> [Information given]:
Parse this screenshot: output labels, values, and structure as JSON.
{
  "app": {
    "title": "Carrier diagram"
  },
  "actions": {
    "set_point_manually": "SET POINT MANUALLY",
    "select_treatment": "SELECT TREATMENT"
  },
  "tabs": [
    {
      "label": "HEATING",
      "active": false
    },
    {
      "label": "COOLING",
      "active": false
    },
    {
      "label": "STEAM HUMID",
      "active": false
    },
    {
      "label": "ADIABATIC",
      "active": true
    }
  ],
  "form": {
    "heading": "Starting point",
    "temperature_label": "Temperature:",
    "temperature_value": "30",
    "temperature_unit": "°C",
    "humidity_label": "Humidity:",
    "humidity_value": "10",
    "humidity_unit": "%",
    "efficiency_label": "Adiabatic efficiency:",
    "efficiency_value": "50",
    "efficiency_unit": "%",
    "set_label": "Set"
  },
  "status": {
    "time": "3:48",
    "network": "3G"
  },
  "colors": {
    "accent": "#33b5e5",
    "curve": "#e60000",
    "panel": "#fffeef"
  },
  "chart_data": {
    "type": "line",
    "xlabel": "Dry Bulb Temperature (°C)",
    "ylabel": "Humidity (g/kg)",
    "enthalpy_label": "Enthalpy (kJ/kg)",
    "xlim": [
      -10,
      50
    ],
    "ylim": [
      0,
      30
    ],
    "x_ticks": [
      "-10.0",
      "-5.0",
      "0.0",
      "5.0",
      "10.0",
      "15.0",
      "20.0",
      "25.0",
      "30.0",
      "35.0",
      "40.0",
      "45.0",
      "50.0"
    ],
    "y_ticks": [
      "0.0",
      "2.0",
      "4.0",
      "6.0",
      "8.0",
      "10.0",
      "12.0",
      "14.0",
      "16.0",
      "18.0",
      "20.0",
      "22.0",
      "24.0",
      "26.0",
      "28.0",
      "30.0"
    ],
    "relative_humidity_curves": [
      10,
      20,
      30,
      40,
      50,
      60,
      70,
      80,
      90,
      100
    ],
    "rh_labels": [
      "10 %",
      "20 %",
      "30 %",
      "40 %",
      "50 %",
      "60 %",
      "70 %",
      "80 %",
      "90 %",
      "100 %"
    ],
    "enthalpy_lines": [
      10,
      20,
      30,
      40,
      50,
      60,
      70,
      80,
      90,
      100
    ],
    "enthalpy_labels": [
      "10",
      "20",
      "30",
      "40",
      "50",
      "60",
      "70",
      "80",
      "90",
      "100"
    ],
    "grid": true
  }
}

> [Required task]:
Repeat each entry word for word.

> [The result]:
Parse this screenshot: output labels, values, and structure as JSON.
{
  "app": {
    "title": "Carrier diagram"
  },
  "actions": {
    "set_point_manually": "SET POINT MANUALLY",
    "select_treatment": "SELECT TREATMENT"
  },
  "tabs": [
    {
      "label": "HEATING",
      "active": false
    },
    {
      "label": "COOLING",
      "active": false
    },
    {
      "label": "STEAM HUMID",
      "active": false
    },
    {
      "label": "ADIABATIC",
      "active": true
    }
  ],
  "form": {
    "heading": "Starting point",
    "temperature_label": "Temperature:",
    "temperature_value": "30",
    "temperature_unit": "°C",
    "humidity_label": "Humidity:",
    "humidity_value": "10",
    "humidity_unit": "%",
    "efficiency_label": "Adiabatic efficiency:",
    "efficiency_value": "50",
    "efficiency_unit": "%",
    "set_label": "Set"
  },
  "status": {
    "time": "3:48",
    "network": "3G"
  },
  "colors": {
    "accent": "#33b5e5",
    "curve": "#e60000",
    "panel": "#fffeef"
  },
  "chart_data": {
    "type": "line",
    "xlabel": "Dry Bulb Temperature (°C)",
    "ylabel": "Humidity (g/kg)",
    "enthalpy_label": "Enthalpy (kJ/kg)",
    "xlim": [
      -10,
      50
    ],
    "ylim": [
      0,
      30
    ],
    "x_ticks": [
      "-10.0",
      "-5.0",
      "0.0",
      "5.0",
      "10.0",
      "15.0",
      "20.0",
      "25.0",
      "30.0",
      "35.0",
      "40.0",
      "45.0",
      "50.0"
    ],
    "y_ticks": [
      "0.0",
      "2.0",
      "4.0",
      "6.0",
      "8.0",
      "10.0",
      "12.0",
      "14.0",
      "16.0",
      "18.0",
      "20.0",
      "22.0",
      "24.0",
      "26.0",
      "28.0",
      "30.0"
    ],
    "relative_humidity_curves": [
      10,
      20,
      30,
      40,
      50,
      60,
      70,
      80,
      90,
      100
    ],
    "rh_labels": [
      "10 %",
      "20 %",
      "30 %",
      "40 %",
      "50 %",
      "60 %",
      "70 %",
      "80 %",
      "90 %",
      "100 %"
    ],
    "enthalpy_lines": [
      10,
      20,
      30,
      40,
      50,
      60,
      70,
      80,
      90,
      100
    ],
    "enthalpy_labels": [
      "10",
      "20",
      "30",
      "40",
      "50",
      "60",
      "70",
      "80",
      "90",
      "100"
    ],
    "grid": true
  }
}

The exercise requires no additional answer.